**TASK STATEMENT**
Format the material as a numbered list, starting at its first line and ending with the line that contains "category-label-5-0: 子どもが日常的に気候や環境に xyxy=(374,857,850,897)". Include both of those lines and omit any blank lines.

**RECORDS FOR THE EXERCISE**
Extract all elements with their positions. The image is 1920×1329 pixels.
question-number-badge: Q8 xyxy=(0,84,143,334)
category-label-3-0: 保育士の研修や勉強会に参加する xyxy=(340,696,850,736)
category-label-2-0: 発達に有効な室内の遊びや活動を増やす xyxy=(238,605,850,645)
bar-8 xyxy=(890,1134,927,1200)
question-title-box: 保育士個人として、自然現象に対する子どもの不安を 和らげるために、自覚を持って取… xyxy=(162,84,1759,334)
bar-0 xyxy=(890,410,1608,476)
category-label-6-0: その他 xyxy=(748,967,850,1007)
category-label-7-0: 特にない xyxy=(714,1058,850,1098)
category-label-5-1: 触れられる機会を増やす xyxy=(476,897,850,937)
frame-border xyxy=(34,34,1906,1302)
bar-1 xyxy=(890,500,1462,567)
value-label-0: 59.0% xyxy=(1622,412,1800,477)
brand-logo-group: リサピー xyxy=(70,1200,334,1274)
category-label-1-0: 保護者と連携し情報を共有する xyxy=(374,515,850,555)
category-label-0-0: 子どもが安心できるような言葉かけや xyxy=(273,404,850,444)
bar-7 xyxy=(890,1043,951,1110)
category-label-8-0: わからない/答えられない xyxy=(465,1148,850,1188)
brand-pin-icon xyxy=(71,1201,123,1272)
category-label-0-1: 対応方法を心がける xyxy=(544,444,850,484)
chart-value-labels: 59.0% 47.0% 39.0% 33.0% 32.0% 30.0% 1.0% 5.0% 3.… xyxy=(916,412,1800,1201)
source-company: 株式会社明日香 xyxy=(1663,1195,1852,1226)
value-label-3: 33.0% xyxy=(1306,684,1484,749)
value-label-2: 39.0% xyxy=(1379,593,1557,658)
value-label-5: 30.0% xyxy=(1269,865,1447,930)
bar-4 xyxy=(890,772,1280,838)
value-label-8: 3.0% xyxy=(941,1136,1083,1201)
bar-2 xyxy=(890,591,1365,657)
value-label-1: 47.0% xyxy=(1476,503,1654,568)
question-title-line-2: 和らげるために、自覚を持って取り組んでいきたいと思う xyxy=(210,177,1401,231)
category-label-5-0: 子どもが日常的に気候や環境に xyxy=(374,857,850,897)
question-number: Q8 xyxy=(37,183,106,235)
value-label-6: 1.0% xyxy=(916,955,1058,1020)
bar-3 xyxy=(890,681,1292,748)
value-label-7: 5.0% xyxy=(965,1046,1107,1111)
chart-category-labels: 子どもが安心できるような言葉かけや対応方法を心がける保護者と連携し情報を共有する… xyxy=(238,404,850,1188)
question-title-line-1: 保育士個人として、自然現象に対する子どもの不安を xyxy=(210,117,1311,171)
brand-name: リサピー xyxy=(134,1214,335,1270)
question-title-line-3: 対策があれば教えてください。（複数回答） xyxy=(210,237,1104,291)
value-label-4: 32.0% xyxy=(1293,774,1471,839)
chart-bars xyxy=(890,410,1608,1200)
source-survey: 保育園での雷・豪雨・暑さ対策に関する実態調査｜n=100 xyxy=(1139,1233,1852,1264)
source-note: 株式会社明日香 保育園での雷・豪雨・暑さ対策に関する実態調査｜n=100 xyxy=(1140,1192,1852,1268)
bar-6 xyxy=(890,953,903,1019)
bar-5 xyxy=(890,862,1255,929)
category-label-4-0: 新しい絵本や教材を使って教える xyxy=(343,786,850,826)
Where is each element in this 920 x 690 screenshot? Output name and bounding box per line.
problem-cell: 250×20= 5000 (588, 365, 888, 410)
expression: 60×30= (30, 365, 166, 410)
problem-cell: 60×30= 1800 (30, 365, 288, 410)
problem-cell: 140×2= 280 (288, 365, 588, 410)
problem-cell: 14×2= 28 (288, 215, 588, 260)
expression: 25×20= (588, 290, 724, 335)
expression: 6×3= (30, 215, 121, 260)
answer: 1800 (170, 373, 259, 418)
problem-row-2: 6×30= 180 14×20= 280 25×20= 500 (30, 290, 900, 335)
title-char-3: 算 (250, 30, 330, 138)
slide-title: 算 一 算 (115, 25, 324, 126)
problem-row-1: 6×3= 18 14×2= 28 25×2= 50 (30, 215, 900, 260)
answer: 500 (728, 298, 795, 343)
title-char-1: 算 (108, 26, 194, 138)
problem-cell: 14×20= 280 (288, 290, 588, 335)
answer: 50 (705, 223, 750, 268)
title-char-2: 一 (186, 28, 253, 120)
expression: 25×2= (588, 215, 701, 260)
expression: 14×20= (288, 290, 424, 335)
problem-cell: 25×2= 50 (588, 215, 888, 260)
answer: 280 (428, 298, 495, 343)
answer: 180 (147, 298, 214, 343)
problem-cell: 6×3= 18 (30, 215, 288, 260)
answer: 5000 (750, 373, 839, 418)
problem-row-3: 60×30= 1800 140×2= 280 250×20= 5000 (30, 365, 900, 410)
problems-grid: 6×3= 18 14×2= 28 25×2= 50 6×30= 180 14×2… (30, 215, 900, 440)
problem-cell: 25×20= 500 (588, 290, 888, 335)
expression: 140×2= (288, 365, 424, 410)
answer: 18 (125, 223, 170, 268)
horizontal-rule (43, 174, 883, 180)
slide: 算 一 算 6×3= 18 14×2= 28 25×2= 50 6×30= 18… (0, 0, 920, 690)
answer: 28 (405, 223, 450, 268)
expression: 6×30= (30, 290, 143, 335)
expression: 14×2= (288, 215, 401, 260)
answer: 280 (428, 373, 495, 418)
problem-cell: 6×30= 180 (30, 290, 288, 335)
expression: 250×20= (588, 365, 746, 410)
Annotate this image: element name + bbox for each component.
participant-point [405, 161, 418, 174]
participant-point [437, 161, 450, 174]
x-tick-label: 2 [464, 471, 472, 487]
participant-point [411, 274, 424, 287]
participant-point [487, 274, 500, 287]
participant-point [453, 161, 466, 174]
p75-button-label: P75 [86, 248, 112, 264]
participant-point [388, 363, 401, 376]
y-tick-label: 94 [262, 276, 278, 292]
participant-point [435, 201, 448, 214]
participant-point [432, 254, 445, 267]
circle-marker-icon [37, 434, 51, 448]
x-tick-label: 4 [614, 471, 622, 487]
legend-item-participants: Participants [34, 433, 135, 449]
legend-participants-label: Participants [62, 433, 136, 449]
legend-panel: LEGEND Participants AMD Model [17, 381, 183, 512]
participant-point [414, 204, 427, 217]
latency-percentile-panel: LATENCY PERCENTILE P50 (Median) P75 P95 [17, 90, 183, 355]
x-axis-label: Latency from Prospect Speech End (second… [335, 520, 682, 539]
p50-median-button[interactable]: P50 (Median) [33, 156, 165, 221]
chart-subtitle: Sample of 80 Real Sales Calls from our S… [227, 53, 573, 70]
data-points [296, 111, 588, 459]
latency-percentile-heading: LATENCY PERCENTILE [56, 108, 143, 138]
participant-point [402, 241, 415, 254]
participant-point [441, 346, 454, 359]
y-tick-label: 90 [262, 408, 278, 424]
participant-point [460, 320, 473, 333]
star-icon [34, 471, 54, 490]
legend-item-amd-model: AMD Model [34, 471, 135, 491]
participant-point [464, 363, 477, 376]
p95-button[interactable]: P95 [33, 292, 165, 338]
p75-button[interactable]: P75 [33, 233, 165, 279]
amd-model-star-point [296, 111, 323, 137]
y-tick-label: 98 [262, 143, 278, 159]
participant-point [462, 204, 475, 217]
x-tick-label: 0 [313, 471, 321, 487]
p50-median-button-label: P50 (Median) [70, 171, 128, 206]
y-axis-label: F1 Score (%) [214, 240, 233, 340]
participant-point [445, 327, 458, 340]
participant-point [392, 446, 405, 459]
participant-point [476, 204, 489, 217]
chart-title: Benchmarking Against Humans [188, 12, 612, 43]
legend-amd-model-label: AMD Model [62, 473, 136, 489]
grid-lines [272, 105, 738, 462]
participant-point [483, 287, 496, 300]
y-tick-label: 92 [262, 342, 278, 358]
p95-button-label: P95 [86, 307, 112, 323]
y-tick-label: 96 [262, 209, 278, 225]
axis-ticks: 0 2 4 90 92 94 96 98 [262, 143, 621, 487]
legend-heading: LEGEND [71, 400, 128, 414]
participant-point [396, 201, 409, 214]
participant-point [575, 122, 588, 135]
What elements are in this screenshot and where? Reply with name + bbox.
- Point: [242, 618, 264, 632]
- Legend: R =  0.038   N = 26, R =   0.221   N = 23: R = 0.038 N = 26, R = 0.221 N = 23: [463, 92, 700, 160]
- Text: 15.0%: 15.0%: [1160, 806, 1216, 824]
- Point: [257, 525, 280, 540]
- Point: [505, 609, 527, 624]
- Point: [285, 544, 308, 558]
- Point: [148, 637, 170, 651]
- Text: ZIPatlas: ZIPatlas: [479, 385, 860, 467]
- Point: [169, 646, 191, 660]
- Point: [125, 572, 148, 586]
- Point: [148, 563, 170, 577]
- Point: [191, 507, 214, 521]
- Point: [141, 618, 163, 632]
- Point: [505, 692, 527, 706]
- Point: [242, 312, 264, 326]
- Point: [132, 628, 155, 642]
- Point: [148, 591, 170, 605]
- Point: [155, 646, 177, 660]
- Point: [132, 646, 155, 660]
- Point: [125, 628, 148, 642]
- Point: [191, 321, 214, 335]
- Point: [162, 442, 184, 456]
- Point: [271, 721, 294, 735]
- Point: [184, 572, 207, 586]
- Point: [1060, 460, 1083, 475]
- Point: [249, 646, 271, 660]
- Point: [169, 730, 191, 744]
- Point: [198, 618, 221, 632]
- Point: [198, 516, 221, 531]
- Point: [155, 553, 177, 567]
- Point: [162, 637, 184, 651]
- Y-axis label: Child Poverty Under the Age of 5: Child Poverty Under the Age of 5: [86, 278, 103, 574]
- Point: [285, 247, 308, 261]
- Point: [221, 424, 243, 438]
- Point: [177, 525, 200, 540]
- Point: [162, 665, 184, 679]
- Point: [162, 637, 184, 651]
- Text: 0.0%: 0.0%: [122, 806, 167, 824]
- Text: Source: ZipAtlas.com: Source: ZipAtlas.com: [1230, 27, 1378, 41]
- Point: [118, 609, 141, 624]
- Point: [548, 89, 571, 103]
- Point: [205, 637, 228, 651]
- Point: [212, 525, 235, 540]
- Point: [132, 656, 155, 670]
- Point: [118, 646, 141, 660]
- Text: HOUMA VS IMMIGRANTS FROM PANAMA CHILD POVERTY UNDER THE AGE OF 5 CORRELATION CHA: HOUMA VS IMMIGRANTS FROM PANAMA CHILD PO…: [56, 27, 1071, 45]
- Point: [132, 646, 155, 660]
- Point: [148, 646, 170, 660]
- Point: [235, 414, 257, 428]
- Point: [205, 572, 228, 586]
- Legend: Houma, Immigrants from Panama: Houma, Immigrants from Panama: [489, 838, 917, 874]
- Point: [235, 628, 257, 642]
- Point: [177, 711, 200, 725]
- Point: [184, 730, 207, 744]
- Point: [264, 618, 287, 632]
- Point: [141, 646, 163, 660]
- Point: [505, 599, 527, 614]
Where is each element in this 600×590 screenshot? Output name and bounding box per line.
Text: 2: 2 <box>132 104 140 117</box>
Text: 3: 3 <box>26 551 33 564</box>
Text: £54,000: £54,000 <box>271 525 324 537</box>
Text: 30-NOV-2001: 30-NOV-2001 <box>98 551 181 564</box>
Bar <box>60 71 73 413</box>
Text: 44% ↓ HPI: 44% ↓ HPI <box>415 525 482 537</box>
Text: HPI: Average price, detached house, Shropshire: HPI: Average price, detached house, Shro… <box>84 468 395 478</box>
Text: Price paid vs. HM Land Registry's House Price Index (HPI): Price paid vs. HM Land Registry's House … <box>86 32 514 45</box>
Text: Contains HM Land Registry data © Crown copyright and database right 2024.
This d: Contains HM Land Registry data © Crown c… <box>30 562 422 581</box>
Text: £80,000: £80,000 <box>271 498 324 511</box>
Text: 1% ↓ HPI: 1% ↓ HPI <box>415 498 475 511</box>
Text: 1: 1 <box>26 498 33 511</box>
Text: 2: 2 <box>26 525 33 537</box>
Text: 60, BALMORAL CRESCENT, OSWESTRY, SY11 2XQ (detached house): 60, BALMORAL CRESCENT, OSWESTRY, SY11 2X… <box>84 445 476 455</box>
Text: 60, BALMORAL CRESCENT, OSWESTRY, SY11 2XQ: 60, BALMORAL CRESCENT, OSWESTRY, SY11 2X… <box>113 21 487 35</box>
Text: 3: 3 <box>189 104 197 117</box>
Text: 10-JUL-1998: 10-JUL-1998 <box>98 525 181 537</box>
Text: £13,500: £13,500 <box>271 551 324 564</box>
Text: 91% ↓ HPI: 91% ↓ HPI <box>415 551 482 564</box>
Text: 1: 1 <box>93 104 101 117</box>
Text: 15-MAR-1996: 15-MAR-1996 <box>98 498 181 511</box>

**SOLUTION**
1. Extract all elements with their positions. The image is 1920×1329 pixels.
2. question-number-badge: Q8 xyxy=(0,84,143,334)
3. category-label-3-0: 保育士の研修や勉強会に参加する xyxy=(340,696,850,736)
4. category-label-2-0: 発達に有効な室内の遊びや活動を増やす xyxy=(238,605,850,645)
5. bar-8 xyxy=(890,1134,927,1200)
6. question-title-box: 保育士個人として、自然現象に対する子どもの不安を 和らげるために、自覚を持って取… xyxy=(162,84,1759,334)
7. bar-0 xyxy=(890,410,1608,476)
8. category-label-6-0: その他 xyxy=(748,967,850,1007)
9. category-label-7-0: 特にない xyxy=(714,1058,850,1098)
10. category-label-5-1: 触れられる機会を増やす xyxy=(476,897,850,937)
11. frame-border xyxy=(34,34,1906,1302)
12. bar-1 xyxy=(890,500,1462,567)
13. value-label-0: 59.0% xyxy=(1622,412,1800,477)
14. brand-logo-group: リサピー xyxy=(70,1200,334,1274)
15. category-label-1-0: 保護者と連携し情報を共有する xyxy=(374,515,850,555)
16. category-label-0-0: 子どもが安心できるような言葉かけや xyxy=(273,404,850,444)
17. bar-7 xyxy=(890,1043,951,1110)
18. category-label-8-0: わからない/答えられない xyxy=(465,1148,850,1188)
19. brand-pin-icon xyxy=(71,1201,123,1272)
20. category-label-0-1: 対応方法を心がける xyxy=(544,444,850,484)
21. chart-value-labels: 59.0% 47.0% 39.0% 33.0% 32.0% 30.0% 1.0% 5.0% 3.… xyxy=(916,412,1800,1201)
22. source-company: 株式会社明日香 xyxy=(1663,1195,1852,1226)
23. value-label-3: 33.0% xyxy=(1306,684,1484,749)
24. value-label-2: 39.0% xyxy=(1379,593,1557,658)
25. value-label-5: 30.0% xyxy=(1269,865,1447,930)
26. bar-4 xyxy=(890,772,1280,838)
27. value-label-8: 3.0% xyxy=(941,1136,1083,1201)
28. bar-2 xyxy=(890,591,1365,657)
29. value-label-1: 47.0% xyxy=(1476,503,1654,568)
30. question-title-line-2: 和らげるために、自覚を持って取り組んでいきたいと思う xyxy=(210,177,1401,231)
31. category-label-5-0: 子どもが日常的に気候や環境に xyxy=(374,857,850,897)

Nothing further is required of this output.